Enregistrements provenant d'une source de données:
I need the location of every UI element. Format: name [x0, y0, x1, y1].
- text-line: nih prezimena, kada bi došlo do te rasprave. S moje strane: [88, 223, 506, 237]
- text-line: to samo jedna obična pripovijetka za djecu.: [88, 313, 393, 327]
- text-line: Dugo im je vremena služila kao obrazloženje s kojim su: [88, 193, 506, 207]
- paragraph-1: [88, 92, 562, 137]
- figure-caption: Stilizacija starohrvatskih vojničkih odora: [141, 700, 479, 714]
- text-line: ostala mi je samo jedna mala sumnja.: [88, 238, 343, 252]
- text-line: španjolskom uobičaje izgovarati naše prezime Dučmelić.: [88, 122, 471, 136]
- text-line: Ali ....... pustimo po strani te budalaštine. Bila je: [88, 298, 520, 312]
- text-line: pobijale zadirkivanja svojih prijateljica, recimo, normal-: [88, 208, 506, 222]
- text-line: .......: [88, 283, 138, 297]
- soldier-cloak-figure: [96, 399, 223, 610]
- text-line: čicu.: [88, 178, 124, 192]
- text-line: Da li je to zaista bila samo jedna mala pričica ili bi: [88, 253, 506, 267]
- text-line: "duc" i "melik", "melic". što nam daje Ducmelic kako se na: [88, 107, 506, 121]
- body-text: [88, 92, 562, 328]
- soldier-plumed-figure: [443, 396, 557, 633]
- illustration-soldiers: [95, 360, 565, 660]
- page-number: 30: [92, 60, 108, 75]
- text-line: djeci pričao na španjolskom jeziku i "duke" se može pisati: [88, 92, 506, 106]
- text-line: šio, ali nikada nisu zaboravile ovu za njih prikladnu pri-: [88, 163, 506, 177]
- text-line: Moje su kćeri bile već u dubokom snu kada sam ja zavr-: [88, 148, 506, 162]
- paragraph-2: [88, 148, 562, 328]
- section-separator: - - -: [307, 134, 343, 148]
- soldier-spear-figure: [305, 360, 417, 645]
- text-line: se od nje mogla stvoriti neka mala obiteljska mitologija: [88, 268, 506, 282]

Énoncé: Retapez à l'identique chacune des lignes du listing ci-dessus, sans rien omettre.

Réponse proposée:
I need the location of every UI element. Format: name [x0, y0, x1, y1].
- text-line: nih prezimena, kada bi došlo do te rasprave. S moje strane: [88, 223, 506, 237]
- text-line: to samo jedna obična pripovijetka za djecu.: [88, 313, 393, 327]
- text-line: Dugo im je vremena služila kao obrazloženje s kojim su: [88, 193, 506, 207]
- paragraph-1: [88, 92, 562, 137]
- figure-caption: Stilizacija starohrvatskih vojničkih odora: [141, 700, 479, 714]
- text-line: ostala mi je samo jedna mala sumnja.: [88, 238, 343, 252]
- text-line: španjolskom uobičaje izgovarati naše prezime Dučmelić.: [88, 122, 471, 136]
- text-line: Ali ....... pustimo po strani te budalaštine. Bila je: [88, 298, 520, 312]
- text-line: pobijale zadirkivanja svojih prijateljica, recimo, normal-: [88, 208, 506, 222]
- text-line: .......: [88, 283, 138, 297]
- soldier-cloak-figure: [96, 399, 223, 610]
- text-line: čicu.: [88, 178, 124, 192]
- text-line: Da li je to zaista bila samo jedna mala pričica ili bi: [88, 253, 506, 267]
- text-line: "duc" i "melik", "melic". što nam daje Ducmelic kako se na: [88, 107, 506, 121]
- body-text: [88, 92, 562, 328]
- soldier-plumed-figure: [443, 396, 557, 633]
- illustration-soldiers: [95, 360, 565, 660]
- page-number: 30: [92, 60, 108, 75]
- text-line: djeci pričao na španjolskom jeziku i "duke" se može pisati: [88, 92, 506, 106]
- text-line: šio, ali nikada nisu zaboravile ovu za njih prikladnu pri-: [88, 163, 506, 177]
- text-line: Moje su kćeri bile već u dubokom snu kada sam ja zavr-: [88, 148, 506, 162]
- paragraph-2: [88, 148, 562, 328]
- section-separator: - - -: [307, 134, 343, 148]
- soldier-spear-figure: [305, 360, 417, 645]
- text-line: se od nje mogla stvoriti neka mala obiteljska mitologija: [88, 268, 506, 282]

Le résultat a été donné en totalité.